_Work to do_
Show every line below where "between" can be found.

_Listing_
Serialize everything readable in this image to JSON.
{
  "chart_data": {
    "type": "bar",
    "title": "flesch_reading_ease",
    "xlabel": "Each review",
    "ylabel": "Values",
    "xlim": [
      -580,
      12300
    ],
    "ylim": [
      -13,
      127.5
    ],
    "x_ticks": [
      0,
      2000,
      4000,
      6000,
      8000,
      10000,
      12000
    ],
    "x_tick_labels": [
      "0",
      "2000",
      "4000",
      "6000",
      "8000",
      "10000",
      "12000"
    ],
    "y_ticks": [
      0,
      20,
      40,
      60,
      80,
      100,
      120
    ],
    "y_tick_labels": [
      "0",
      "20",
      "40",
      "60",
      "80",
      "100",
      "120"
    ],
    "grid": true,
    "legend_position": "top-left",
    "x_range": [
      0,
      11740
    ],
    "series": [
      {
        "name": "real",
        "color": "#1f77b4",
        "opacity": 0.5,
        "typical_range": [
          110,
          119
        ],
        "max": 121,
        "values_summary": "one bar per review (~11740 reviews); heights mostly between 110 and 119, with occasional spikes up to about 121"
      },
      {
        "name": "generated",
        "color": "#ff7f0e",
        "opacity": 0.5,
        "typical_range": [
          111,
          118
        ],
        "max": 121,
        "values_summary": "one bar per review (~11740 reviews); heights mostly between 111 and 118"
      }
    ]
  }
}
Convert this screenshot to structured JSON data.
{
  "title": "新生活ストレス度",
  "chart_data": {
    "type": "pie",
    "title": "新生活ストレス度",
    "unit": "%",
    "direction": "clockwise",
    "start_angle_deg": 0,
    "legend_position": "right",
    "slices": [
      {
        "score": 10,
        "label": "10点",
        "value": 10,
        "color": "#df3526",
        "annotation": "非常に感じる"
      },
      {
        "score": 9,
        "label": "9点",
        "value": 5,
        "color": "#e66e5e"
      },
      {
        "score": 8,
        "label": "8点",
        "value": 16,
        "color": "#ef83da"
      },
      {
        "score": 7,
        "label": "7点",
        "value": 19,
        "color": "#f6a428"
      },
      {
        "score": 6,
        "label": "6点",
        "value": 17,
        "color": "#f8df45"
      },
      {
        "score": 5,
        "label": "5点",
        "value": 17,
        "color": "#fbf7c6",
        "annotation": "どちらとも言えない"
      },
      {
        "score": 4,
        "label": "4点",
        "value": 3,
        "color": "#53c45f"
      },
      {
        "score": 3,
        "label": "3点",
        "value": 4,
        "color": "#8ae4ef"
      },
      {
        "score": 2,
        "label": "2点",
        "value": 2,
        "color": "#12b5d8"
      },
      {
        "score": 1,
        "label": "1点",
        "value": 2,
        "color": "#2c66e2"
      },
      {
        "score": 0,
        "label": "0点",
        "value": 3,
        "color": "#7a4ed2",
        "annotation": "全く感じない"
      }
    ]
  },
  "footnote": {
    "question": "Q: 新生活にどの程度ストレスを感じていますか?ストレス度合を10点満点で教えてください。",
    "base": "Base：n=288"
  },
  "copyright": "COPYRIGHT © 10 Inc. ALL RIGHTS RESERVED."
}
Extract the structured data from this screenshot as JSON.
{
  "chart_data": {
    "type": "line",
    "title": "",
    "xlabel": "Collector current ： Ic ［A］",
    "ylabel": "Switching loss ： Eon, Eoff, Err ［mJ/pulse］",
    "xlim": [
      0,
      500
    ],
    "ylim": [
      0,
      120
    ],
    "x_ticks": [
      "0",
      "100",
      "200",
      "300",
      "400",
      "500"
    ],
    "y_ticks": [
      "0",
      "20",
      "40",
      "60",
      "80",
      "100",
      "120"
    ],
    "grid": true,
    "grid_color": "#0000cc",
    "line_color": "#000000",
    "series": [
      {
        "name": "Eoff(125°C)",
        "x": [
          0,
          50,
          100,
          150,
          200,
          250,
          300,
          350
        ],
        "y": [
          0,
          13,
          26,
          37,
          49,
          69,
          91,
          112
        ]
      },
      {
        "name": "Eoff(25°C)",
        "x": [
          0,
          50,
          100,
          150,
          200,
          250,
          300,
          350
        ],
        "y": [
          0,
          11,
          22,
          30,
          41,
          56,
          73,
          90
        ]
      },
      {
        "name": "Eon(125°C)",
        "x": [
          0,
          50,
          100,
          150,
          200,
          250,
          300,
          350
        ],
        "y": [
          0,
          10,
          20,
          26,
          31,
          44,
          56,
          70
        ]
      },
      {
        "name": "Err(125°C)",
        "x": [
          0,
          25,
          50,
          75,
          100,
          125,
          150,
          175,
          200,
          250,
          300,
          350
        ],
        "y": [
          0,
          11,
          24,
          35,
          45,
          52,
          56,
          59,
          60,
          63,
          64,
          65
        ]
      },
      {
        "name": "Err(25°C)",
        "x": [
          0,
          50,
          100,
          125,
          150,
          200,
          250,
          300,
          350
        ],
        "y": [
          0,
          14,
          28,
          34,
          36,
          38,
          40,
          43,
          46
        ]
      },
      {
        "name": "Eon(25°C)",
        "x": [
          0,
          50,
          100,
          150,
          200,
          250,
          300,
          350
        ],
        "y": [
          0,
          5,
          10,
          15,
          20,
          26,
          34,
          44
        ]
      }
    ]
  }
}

_Exercise answer_
        "values_summary": "one bar per review (~11740 reviews); heights mostly between 110 and 119, with occasional spikes up to about 121"
        "values_summary": "one bar per review (~11740 reviews); heights mostly between 111 and 118"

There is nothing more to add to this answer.